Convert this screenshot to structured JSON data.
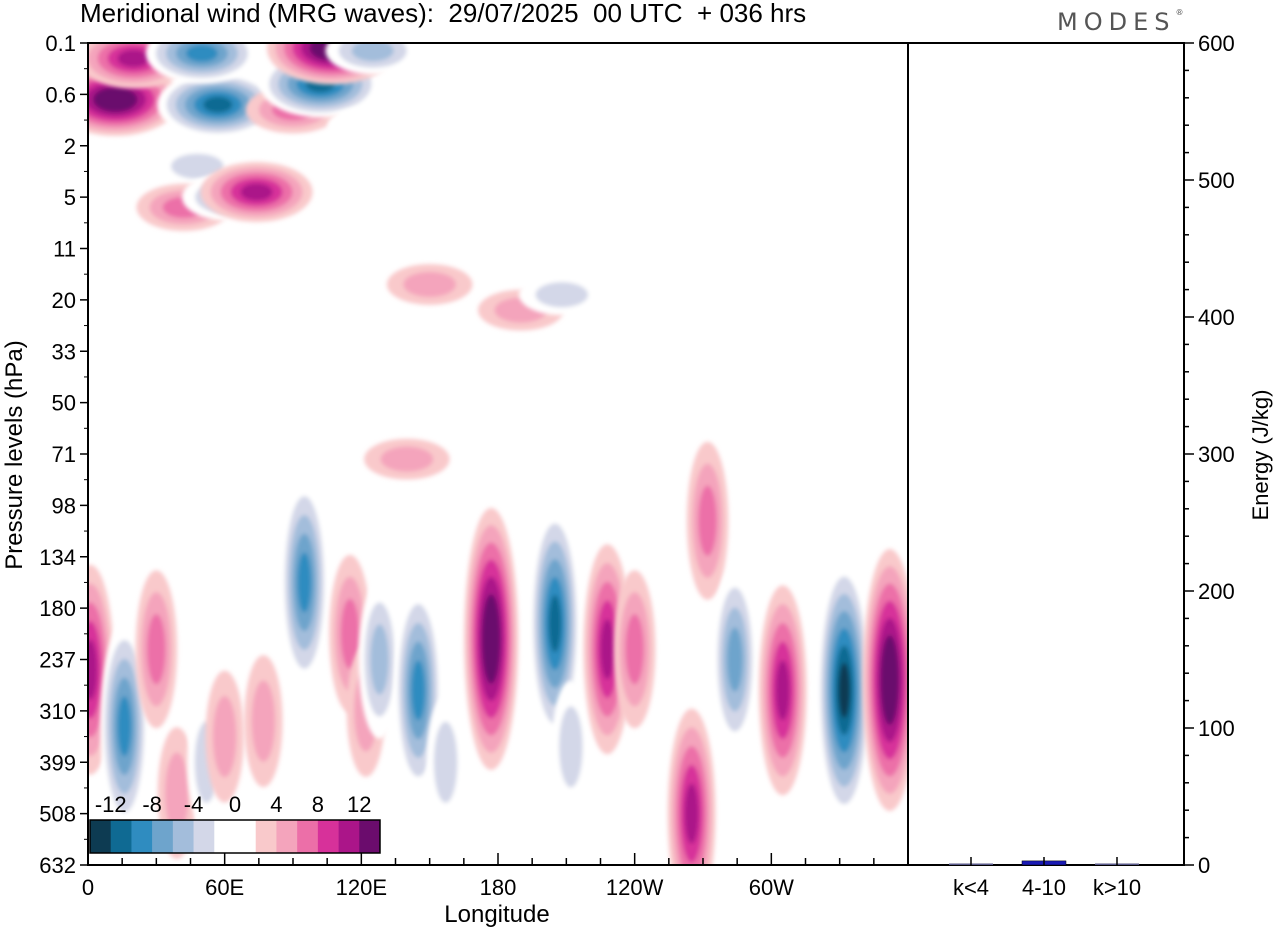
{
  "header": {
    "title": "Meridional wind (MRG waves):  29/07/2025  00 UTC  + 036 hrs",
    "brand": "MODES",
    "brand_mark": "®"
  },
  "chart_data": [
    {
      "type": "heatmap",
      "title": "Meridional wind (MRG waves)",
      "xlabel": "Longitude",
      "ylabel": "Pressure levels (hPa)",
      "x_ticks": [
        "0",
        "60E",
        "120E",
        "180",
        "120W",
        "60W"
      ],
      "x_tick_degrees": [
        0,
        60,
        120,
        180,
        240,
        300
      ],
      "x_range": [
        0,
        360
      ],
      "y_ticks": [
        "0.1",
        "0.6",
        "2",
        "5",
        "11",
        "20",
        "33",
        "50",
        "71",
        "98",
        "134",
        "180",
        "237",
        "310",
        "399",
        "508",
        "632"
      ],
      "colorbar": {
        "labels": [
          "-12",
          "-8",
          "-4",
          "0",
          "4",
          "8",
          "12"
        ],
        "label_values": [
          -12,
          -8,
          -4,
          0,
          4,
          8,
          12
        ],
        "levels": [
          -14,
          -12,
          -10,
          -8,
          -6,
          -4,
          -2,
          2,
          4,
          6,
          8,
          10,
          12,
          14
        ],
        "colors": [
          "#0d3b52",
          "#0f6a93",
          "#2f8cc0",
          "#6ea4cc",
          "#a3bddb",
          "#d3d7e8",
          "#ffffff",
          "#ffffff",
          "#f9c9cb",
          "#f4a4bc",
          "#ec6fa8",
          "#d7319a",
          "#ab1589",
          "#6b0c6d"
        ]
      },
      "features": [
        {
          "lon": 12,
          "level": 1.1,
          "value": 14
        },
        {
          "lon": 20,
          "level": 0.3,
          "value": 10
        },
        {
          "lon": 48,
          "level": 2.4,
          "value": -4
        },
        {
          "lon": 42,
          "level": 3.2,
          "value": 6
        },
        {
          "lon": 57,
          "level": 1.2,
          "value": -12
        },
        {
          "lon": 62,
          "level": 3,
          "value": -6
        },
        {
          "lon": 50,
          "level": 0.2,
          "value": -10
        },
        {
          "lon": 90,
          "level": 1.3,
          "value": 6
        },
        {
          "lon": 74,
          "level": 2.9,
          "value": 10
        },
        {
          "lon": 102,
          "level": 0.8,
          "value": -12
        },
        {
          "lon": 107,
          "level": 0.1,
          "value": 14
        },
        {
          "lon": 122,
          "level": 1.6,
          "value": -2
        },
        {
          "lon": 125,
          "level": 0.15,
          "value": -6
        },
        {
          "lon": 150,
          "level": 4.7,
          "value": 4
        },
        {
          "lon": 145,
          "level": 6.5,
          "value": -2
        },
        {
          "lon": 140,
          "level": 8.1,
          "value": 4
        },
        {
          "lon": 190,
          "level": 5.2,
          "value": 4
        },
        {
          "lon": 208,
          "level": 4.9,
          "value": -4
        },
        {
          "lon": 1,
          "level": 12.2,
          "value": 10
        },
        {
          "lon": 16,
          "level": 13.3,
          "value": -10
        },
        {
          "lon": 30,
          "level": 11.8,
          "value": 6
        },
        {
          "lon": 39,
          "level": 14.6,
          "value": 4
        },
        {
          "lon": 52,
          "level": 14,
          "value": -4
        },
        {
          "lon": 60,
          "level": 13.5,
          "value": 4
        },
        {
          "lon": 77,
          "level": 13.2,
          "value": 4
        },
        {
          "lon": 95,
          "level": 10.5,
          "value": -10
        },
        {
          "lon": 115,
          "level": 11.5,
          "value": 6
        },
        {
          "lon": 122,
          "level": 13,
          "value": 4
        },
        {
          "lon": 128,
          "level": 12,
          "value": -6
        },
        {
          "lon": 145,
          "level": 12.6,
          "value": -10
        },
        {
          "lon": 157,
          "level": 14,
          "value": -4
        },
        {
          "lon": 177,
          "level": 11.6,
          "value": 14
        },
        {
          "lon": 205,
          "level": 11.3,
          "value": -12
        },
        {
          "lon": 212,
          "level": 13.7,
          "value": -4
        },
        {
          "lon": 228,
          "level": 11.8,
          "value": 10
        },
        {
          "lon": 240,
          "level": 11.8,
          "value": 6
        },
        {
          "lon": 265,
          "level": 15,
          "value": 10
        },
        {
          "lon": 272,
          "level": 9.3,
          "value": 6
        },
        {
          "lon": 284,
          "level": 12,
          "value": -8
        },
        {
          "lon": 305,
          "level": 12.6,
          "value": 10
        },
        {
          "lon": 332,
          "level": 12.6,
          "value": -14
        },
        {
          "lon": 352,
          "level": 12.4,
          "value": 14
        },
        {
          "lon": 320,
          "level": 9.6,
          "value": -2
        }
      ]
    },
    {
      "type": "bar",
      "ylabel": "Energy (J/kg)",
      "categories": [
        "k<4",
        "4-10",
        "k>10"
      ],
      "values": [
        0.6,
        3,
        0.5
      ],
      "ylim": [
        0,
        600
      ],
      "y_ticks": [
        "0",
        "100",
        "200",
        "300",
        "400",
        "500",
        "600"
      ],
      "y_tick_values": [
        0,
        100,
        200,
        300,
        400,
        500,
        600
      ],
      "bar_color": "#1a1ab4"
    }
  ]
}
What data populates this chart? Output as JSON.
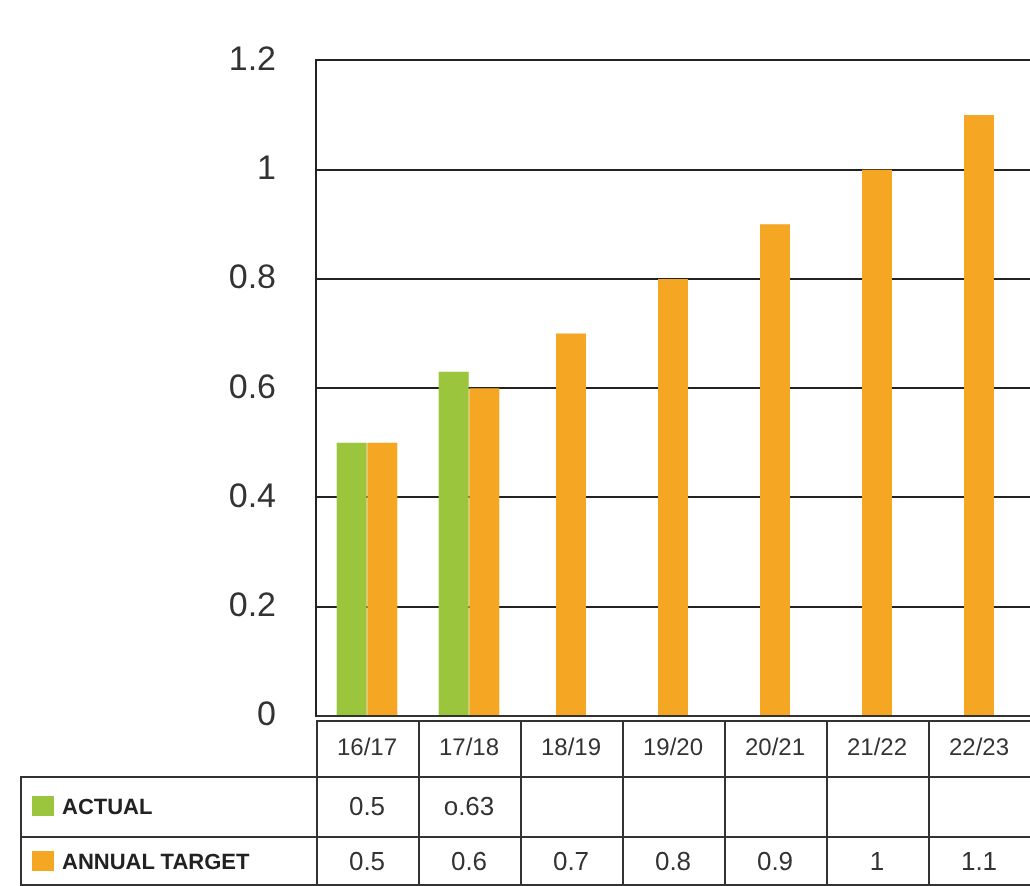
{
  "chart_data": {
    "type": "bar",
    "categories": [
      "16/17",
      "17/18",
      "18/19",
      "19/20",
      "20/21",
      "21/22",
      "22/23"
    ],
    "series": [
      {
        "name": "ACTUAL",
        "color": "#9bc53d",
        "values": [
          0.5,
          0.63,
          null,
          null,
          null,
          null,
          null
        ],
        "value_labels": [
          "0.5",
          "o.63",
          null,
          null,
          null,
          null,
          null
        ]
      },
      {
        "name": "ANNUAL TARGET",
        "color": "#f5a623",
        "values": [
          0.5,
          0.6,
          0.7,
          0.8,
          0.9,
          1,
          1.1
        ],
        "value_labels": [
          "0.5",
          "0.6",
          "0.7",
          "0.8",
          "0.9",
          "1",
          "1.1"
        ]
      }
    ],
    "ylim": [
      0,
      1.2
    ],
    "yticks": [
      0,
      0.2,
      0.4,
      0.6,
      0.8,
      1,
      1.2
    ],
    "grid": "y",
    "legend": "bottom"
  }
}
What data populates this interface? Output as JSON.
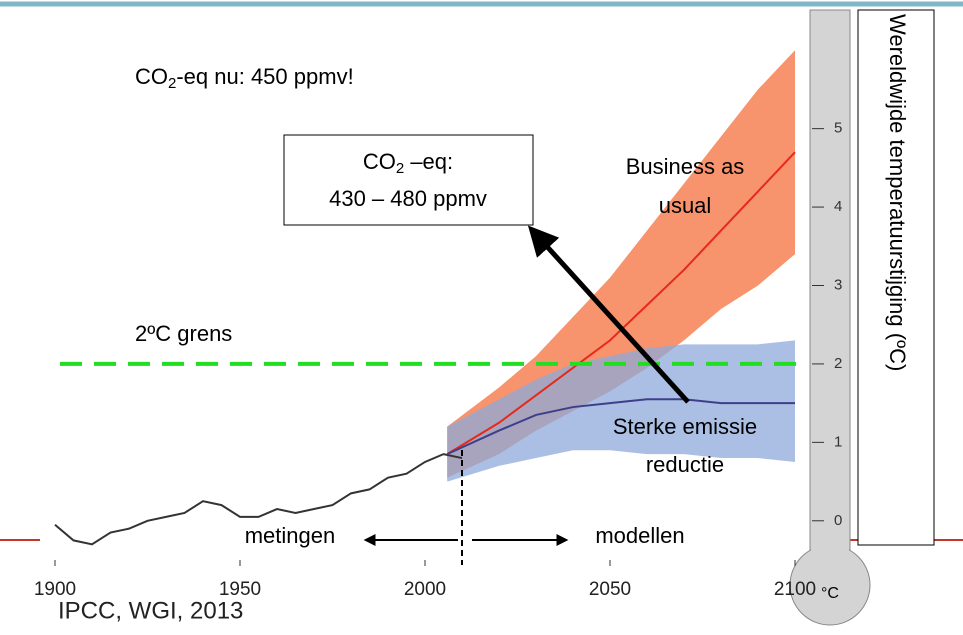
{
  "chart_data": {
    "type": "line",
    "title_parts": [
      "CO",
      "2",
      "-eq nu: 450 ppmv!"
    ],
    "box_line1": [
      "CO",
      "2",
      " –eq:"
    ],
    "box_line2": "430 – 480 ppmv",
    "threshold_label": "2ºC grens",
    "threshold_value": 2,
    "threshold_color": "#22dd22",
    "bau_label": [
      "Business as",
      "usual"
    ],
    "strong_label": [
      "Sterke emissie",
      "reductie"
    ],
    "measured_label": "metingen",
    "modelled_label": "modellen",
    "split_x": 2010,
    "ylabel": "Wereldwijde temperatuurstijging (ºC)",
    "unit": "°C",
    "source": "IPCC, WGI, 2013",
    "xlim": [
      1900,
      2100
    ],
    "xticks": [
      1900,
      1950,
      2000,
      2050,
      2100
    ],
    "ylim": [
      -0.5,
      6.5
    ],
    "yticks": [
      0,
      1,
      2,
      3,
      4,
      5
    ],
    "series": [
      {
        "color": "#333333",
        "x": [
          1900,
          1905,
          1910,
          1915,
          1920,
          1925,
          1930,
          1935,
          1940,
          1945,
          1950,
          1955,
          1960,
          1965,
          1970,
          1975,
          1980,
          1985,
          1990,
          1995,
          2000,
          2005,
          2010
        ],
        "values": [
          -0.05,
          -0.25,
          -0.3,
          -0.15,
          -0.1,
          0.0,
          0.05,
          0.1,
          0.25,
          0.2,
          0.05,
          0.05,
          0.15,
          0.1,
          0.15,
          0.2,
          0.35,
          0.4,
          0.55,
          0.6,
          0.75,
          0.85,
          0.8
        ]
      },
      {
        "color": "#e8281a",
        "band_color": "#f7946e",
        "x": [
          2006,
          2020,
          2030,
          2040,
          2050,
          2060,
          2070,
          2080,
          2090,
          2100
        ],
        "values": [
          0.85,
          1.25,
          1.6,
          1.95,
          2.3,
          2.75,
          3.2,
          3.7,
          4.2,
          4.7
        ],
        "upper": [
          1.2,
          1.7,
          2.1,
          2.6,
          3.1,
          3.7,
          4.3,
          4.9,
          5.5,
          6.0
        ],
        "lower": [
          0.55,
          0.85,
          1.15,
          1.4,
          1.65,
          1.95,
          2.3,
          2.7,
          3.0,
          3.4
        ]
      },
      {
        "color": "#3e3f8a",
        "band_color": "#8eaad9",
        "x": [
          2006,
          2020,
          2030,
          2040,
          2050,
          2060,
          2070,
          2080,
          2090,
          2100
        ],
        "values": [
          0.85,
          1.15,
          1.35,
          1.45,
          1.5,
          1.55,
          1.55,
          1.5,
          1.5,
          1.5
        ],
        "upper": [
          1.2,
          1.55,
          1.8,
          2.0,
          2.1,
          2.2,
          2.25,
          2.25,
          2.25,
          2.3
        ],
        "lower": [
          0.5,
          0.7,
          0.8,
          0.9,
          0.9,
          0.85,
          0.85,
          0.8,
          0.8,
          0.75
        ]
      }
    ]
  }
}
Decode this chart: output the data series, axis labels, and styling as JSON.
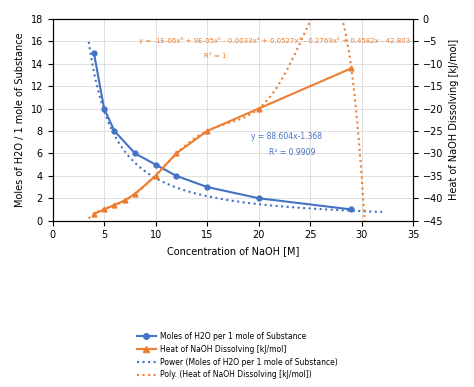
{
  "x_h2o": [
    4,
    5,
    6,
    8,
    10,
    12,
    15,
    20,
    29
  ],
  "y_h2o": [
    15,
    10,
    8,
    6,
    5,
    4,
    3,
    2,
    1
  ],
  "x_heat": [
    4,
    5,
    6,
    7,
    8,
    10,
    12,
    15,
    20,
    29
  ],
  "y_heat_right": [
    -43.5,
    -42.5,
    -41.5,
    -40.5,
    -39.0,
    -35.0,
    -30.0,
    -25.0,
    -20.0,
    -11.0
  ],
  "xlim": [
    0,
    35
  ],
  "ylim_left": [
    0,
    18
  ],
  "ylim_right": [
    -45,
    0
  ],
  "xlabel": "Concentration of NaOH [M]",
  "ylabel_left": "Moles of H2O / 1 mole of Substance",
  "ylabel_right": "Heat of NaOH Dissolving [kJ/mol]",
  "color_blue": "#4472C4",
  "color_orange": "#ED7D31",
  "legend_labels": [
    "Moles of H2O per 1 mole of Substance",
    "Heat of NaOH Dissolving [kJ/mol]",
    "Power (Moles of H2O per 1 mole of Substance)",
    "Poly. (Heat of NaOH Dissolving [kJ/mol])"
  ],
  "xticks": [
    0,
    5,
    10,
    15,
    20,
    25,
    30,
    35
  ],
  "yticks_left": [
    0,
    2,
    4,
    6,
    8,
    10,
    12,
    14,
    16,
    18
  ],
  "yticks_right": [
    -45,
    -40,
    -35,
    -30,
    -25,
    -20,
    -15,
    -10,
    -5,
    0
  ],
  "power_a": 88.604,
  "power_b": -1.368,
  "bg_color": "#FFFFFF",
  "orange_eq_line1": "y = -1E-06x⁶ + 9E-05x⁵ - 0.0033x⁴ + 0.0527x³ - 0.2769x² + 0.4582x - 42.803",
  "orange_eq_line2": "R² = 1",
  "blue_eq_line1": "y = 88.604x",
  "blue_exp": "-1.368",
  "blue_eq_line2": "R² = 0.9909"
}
+ + + + +
Track down every line of the material containing the string "What", and copy it.

## [TASK RESPONSE]
What data populates this chart? Output as JSON.
What data populates this interface? Output as JSON.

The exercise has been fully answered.